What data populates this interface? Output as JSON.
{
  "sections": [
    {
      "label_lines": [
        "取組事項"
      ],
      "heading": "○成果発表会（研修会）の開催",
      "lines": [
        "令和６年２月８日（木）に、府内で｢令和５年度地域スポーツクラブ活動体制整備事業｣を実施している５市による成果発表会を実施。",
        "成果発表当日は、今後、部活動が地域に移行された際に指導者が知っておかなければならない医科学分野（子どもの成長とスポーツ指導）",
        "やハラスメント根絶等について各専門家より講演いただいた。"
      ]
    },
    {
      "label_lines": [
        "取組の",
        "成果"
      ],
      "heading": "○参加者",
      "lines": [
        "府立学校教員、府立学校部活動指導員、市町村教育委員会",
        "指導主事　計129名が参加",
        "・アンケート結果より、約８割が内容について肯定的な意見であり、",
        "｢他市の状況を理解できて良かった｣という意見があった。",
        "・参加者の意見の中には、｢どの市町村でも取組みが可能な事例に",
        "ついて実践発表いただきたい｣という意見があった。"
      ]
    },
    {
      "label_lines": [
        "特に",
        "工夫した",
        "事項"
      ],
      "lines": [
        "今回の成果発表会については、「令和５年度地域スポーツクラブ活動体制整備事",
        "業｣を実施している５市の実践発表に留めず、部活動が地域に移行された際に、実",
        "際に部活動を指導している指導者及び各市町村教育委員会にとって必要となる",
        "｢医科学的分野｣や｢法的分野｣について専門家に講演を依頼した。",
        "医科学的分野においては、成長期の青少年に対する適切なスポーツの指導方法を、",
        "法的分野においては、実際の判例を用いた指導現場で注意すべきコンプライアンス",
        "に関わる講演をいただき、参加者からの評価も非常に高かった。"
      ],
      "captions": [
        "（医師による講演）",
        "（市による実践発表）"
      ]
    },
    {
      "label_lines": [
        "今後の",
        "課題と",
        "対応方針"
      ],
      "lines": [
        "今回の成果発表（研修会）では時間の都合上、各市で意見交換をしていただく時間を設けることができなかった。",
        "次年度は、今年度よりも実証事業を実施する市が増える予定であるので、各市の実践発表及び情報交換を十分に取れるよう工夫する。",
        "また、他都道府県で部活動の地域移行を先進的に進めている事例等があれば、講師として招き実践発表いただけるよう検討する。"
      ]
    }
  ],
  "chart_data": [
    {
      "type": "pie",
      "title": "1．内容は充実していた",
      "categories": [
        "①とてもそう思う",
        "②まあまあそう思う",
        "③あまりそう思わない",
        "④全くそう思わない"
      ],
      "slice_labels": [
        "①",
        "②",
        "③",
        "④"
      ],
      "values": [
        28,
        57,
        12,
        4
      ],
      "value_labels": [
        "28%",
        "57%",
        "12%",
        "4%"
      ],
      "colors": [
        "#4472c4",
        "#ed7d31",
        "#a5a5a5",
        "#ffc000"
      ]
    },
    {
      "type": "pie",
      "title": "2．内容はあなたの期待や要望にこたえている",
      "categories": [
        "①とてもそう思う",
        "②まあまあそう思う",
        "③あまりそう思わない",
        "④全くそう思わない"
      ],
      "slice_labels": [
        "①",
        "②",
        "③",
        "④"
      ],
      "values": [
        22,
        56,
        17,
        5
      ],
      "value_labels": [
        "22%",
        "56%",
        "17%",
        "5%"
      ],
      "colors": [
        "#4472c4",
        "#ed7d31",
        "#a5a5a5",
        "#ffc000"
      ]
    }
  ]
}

= Instruction =
Go through the listing and print each line exactly as it appears.

= Finished answer =
What data populates this interface? Output as JSON.
{
  "sections": [
    {
      "label_lines": [
        "取組事項"
      ],
      "heading": "○成果発表会（研修会）の開催",
      "lines": [
        "令和６年２月８日（木）に、府内で｢令和５年度地域スポーツクラブ活動体制整備事業｣を実施している５市による成果発表会を実施。",
        "成果発表当日は、今後、部活動が地域に移行された際に指導者が知っておかなければならない医科学分野（子どもの成長とスポーツ指導）",
        "やハラスメント根絶等について各専門家より講演いただいた。"
      ]
    },
    {
      "label_lines": [
        "取組の",
        "成果"
      ],
      "heading": "○参加者",
      "lines": [
        "府立学校教員、府立学校部活動指導員、市町村教育委員会",
        "指導主事　計129名が参加",
        "・アンケート結果より、約８割が内容について肯定的な意見であり、",
        "｢他市の状況を理解できて良かった｣という意見があった。",
        "・参加者の意見の中には、｢どの市町村でも取組みが可能な事例に",
        "ついて実践発表いただきたい｣という意見があった。"
      ]
    },
    {
      "label_lines": [
        "特に",
        "工夫した",
        "事項"
      ],
      "lines": [
        "今回の成果発表会については、「令和５年度地域スポーツクラブ活動体制整備事",
        "業｣を実施している５市の実践発表に留めず、部活動が地域に移行された際に、実",
        "際に部活動を指導している指導者及び各市町村教育委員会にとって必要となる",
        "｢医科学的分野｣や｢法的分野｣について専門家に講演を依頼した。",
        "医科学的分野においては、成長期の青少年に対する適切なスポーツの指導方法を、",
        "法的分野においては、実際の判例を用いた指導現場で注意すべきコンプライアンス",
        "に関わる講演をいただき、参加者からの評価も非常に高かった。"
      ],
      "captions": [
        "（医師による講演）",
        "（市による実践発表）"
      ]
    },
    {
      "label_lines": [
        "今後の",
        "課題と",
        "対応方針"
      ],
      "lines": [
        "今回の成果発表（研修会）では時間の都合上、各市で意見交換をしていただく時間を設けることができなかった。",
        "次年度は、今年度よりも実証事業を実施する市が増える予定であるので、各市の実践発表及び情報交換を十分に取れるよう工夫する。",
        "また、他都道府県で部活動の地域移行を先進的に進めている事例等があれば、講師として招き実践発表いただけるよう検討する。"
      ]
    }
  ],
  "chart_data": [
    {
      "type": "pie",
      "title": "1．内容は充実していた",
      "categories": [
        "①とてもそう思う",
        "②まあまあそう思う",
        "③あまりそう思わない",
        "④全くそう思わない"
      ],
      "slice_labels": [
        "①",
        "②",
        "③",
        "④"
      ],
      "values": [
        28,
        57,
        12,
        4
      ],
      "value_labels": [
        "28%",
        "57%",
        "12%",
        "4%"
      ],
      "colors": [
        "#4472c4",
        "#ed7d31",
        "#a5a5a5",
        "#ffc000"
      ]
    },
    {
      "type": "pie",
      "title": "2．内容はあなたの期待や要望にこたえている",
      "categories": [
        "①とてもそう思う",
        "②まあまあそう思う",
        "③あまりそう思わない",
        "④全くそう思わない"
      ],
      "slice_labels": [
        "①",
        "②",
        "③",
        "④"
      ],
      "values": [
        22,
        56,
        17,
        5
      ],
      "value_labels": [
        "22%",
        "56%",
        "17%",
        "5%"
      ],
      "colors": [
        "#4472c4",
        "#ed7d31",
        "#a5a5a5",
        "#ffc000"
      ]
    }
  ]
}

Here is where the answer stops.